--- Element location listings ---
▼

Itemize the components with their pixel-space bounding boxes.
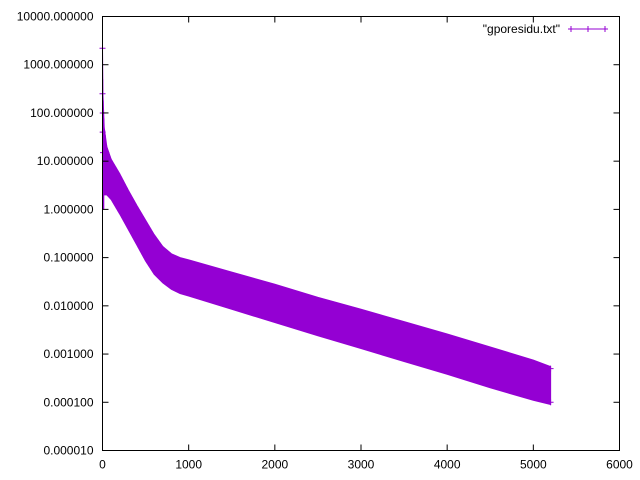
y-tick-label: 100.000000 [30, 106, 94, 120]
x-tick-label: 3000 [348, 458, 375, 472]
y-tick-label: 0.100000 [43, 251, 93, 265]
series-point [547, 399, 554, 406]
data-layer [99, 45, 554, 406]
legend: "gporesidu.txt" [483, 22, 608, 36]
legend-marker [568, 26, 574, 32]
x-tick-label: 0 [99, 458, 106, 472]
legend-marker [602, 26, 608, 32]
series-line [102, 48, 552, 405]
axes-layer: 0 1000 2000 3000 4000 5000 6000 10000.000000 100… [17, 10, 633, 472]
y-tick-label: 10000.000000 [17, 10, 94, 24]
legend-marker [585, 26, 591, 32]
y-tick-label: 10.000000 [37, 154, 94, 168]
series-point [547, 365, 554, 372]
x-tick-label: 5000 [520, 458, 547, 472]
y-tick-label: 0.000100 [43, 395, 93, 409]
y-tick-label: 1000.000000 [23, 58, 93, 72]
y-tick-label: 1.000000 [43, 202, 93, 216]
legend-label: "gporesidu.txt" [483, 22, 560, 36]
x-tick-label: 4000 [434, 458, 461, 472]
y-tick-label: 0.010000 [43, 299, 93, 313]
x-tick-label: 2000 [261, 458, 288, 472]
x-tick-label: 1000 [175, 458, 202, 472]
y-tick-label: 0.001000 [43, 347, 93, 361]
series-point [100, 149, 107, 156]
y-tick-label: 0.000010 [43, 444, 93, 458]
x-tick-label: 6000 [606, 458, 633, 472]
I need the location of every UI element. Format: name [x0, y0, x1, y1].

▲

--- Written instruction ---
Reproduce all of the data above word for word, leaving out the pictures.

--- Solved problem ---
Itemize the components with their pixel-space bounding boxes.
y-tick-label: 100.000000 [30, 106, 94, 120]
x-tick-label: 3000 [348, 458, 375, 472]
y-tick-label: 0.100000 [43, 251, 93, 265]
series-point [547, 399, 554, 406]
data-layer [99, 45, 554, 406]
legend: "gporesidu.txt" [483, 22, 608, 36]
legend-marker [568, 26, 574, 32]
x-tick-label: 0 [99, 458, 106, 472]
legend-marker [602, 26, 608, 32]
series-line [102, 48, 552, 405]
axes-layer: 0 1000 2000 3000 4000 5000 6000 10000.000000 100… [17, 10, 633, 472]
y-tick-label: 10000.000000 [17, 10, 94, 24]
legend-marker [585, 26, 591, 32]
y-tick-label: 10.000000 [37, 154, 94, 168]
series-point [547, 365, 554, 372]
x-tick-label: 5000 [520, 458, 547, 472]
y-tick-label: 0.000100 [43, 395, 93, 409]
y-tick-label: 1000.000000 [23, 58, 93, 72]
y-tick-label: 1.000000 [43, 202, 93, 216]
legend-label: "gporesidu.txt" [483, 22, 560, 36]
x-tick-label: 4000 [434, 458, 461, 472]
y-tick-label: 0.010000 [43, 299, 93, 313]
x-tick-label: 2000 [261, 458, 288, 472]
x-tick-label: 1000 [175, 458, 202, 472]
y-tick-label: 0.001000 [43, 347, 93, 361]
series-point [100, 149, 107, 156]
y-tick-label: 0.000010 [43, 444, 93, 458]
x-tick-label: 6000 [606, 458, 633, 472]
I need the location of every UI element. Format: name [x0, y0, x1, y1].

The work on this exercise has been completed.